• [Prompt]: Emit the line that holds "Serialize everything readable" and all lines following it through the end of the data, verbatim, and nothing else.

• [Data extract]:

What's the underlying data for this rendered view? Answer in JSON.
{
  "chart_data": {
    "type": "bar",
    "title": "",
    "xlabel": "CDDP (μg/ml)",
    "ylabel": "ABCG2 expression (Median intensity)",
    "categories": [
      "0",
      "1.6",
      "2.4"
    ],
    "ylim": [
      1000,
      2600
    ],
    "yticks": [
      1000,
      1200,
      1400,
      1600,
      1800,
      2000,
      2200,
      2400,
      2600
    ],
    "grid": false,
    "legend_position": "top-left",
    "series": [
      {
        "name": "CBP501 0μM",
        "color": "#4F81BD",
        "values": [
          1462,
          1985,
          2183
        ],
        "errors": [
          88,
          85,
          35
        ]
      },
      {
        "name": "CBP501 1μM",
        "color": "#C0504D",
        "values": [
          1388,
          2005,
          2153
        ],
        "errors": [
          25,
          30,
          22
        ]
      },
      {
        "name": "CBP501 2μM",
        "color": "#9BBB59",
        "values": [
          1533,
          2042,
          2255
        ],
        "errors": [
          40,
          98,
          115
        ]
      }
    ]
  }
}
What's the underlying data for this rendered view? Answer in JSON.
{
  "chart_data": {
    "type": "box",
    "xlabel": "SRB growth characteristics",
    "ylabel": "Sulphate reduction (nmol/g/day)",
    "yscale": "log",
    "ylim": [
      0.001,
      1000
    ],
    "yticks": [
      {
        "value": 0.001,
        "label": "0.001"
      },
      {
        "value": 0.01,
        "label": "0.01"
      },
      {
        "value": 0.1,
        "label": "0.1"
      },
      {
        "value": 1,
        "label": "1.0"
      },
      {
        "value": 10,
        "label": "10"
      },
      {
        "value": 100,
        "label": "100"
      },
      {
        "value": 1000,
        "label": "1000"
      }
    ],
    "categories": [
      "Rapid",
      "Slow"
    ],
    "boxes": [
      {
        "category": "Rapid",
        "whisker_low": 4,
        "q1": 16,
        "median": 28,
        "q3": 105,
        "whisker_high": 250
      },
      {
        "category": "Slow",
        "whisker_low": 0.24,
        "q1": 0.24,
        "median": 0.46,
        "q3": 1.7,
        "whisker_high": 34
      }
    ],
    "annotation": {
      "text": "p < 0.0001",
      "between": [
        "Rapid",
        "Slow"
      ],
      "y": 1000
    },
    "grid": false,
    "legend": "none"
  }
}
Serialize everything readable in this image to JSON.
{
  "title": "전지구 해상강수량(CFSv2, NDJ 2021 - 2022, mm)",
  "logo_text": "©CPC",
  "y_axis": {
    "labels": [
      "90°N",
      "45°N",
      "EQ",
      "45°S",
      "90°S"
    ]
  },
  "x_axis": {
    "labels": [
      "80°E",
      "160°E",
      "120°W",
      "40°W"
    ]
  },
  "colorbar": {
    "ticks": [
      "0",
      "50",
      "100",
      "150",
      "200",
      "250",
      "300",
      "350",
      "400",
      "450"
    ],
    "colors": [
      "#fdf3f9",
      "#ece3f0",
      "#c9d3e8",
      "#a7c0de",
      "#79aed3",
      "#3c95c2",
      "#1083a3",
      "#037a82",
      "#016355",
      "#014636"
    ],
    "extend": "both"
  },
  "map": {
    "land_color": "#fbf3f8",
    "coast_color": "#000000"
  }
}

• [Task result]:
Serialize everything readable in this image to JSON.
{
  "title": "전지구 해상강수량(CFSv2, NDJ 2021 - 2022, mm)",
  "logo_text": "©CPC",
  "y_axis": {
    "labels": [
      "90°N",
      "45°N",
      "EQ",
      "45°S",
      "90°S"
    ]
  },
  "x_axis": {
    "labels": [
      "80°E",
      "160°E",
      "120°W",
      "40°W"
    ]
  },
  "colorbar": {
    "ticks": [
      "0",
      "50",
      "100",
      "150",
      "200",
      "250",
      "300",
      "350",
      "400",
      "450"
    ],
    "colors": [
      "#fdf3f9",
      "#ece3f0",
      "#c9d3e8",
      "#a7c0de",
      "#79aed3",
      "#3c95c2",
      "#1083a3",
      "#037a82",
      "#016355",
      "#014636"
    ],
    "extend": "both"
  },
  "map": {
    "land_color": "#fbf3f8",
    "coast_color": "#000000"
  }
}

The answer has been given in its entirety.